DATA IN THIS EXERCISE:
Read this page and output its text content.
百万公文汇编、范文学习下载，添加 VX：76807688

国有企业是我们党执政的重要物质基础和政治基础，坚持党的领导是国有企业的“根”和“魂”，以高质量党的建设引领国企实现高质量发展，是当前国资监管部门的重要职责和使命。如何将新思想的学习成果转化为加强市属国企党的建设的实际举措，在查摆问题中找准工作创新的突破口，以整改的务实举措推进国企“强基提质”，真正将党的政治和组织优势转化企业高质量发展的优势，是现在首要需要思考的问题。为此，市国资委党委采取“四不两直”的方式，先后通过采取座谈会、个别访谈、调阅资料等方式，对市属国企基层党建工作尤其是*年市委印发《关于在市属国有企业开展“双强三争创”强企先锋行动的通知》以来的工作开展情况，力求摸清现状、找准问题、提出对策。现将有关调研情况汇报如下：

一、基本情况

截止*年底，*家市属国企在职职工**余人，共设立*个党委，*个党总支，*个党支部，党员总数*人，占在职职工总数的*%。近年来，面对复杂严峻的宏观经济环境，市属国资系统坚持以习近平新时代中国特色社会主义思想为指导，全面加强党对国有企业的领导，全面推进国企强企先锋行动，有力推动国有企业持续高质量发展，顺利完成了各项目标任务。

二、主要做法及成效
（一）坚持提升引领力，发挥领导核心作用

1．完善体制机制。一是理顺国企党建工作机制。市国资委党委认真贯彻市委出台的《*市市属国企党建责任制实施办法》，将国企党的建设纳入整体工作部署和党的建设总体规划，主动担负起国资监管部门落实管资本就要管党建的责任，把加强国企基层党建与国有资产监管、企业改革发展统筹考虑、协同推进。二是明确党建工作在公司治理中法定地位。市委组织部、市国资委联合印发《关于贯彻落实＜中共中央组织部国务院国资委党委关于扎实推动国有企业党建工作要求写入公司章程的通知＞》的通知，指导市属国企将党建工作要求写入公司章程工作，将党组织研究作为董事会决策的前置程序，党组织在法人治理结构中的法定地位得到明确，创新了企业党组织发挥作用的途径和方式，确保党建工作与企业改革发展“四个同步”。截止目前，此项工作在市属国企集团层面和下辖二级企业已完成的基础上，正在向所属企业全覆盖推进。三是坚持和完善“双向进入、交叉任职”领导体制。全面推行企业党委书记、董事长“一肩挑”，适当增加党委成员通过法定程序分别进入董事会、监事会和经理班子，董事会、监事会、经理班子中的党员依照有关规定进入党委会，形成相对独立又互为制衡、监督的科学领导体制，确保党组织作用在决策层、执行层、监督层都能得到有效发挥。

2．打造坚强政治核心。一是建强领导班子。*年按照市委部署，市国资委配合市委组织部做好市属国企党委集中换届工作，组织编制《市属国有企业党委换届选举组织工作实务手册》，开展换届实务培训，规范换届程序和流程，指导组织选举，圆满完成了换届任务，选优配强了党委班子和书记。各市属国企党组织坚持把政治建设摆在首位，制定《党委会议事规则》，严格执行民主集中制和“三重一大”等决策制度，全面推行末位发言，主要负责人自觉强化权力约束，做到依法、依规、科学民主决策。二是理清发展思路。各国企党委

GIVEN INSTRUCTION: Transcribe every line of the data, exactly as it stands.

WRITTEN SOLUTION:
Read this page and output its text content.
百万公文汇编、范文学习下载，添加 VX：76807688

国有企业是我们党执政的重要物质基础和政治基础，坚持党的领导是国有企业的“根”和“魂”，以高质量党的建设引领国企实现高质量发展，是当前国资监管部门的重要职责和使命。如何将新思想的学习成果转化为加强市属国企党的建设的实际举措，在查摆问题中找准工作创新的突破口，以整改的务实举措推进国企“强基提质”，真正将党的政治和组织优势转化企业高质量发展的优势，是现在首要需要思考的问题。为此，市国资委党委采取“四不两直”的方式，先后通过采取座谈会、个别访谈、调阅资料等方式，对市属国企基层党建工作尤其是*年市委印发《关于在市属国有企业开展“双强三争创”强企先锋行动的通知》以来的工作开展情况，力求摸清现状、找准问题、提出对策。现将有关调研情况汇报如下：

一、基本情况

截止*年底，*家市属国企在职职工**余人，共设立*个党委，*个党总支，*个党支部，党员总数*人，占在职职工总数的*%。近年来，面对复杂严峻的宏观经济环境，市属国资系统坚持以习近平新时代中国特色社会主义思想为指导，全面加强党对国有企业的领导，全面推进国企强企先锋行动，有力推动国有企业持续高质量发展，顺利完成了各项目标任务。

二、主要做法及成效
（一）坚持提升引领力，发挥领导核心作用

1．完善体制机制。一是理顺国企党建工作机制。市国资委党委认真贯彻市委出台的《*市市属国企党建责任制实施办法》，将国企党的建设纳入整体工作部署和党的建设总体规划，主动担负起国资监管部门落实管资本就要管党建的责任，把加强国企基层党建与国有资产监管、企业改革发展统筹考虑、协同推进。二是明确党建工作在公司治理中法定地位。市委组织部、市国资委联合印发《关于贯彻落实＜中共中央组织部国务院国资委党委关于扎实推动国有企业党建工作要求写入公司章程的通知＞》的通知，指导市属国企将党建工作要求写入公司章程工作，将党组织研究作为董事会决策的前置程序，党组织在法人治理结构中的法定地位得到明确，创新了企业党组织发挥作用的途径和方式，确保党建工作与企业改革发展“四个同步”。截止目前，此项工作在市属国企集团层面和下辖二级企业已完成的基础上，正在向所属企业全覆盖推进。三是坚持和完善“双向进入、交叉任职”领导体制。全面推行企业党委书记、董事长“一肩挑”，适当增加党委成员通过法定程序分别进入董事会、监事会和经理班子，董事会、监事会、经理班子中的党员依照有关规定进入党委会，形成相对独立又互为制衡、监督的科学领导体制，确保党组织作用在决策层、执行层、监督层都能得到有效发挥。

2．打造坚强政治核心。一是建强领导班子。*年按照市委部署，市国资委配合市委组织部做好市属国企党委集中换届工作，组织编制《市属国有企业党委换届选举组织工作实务手册》，开展换届实务培训，规范换届程序和流程，指导组织选举，圆满完成了换届任务，选优配强了党委班子和书记。各市属国企党组织坚持把政治建设摆在首位，制定《党委会议事规则》，严格执行民主集中制和“三重一大”等决策制度，全面推行末位发言，主要负责人自觉强化权力约束，做到依法、依规、科学民主决策。二是理清发展思路。各国企党委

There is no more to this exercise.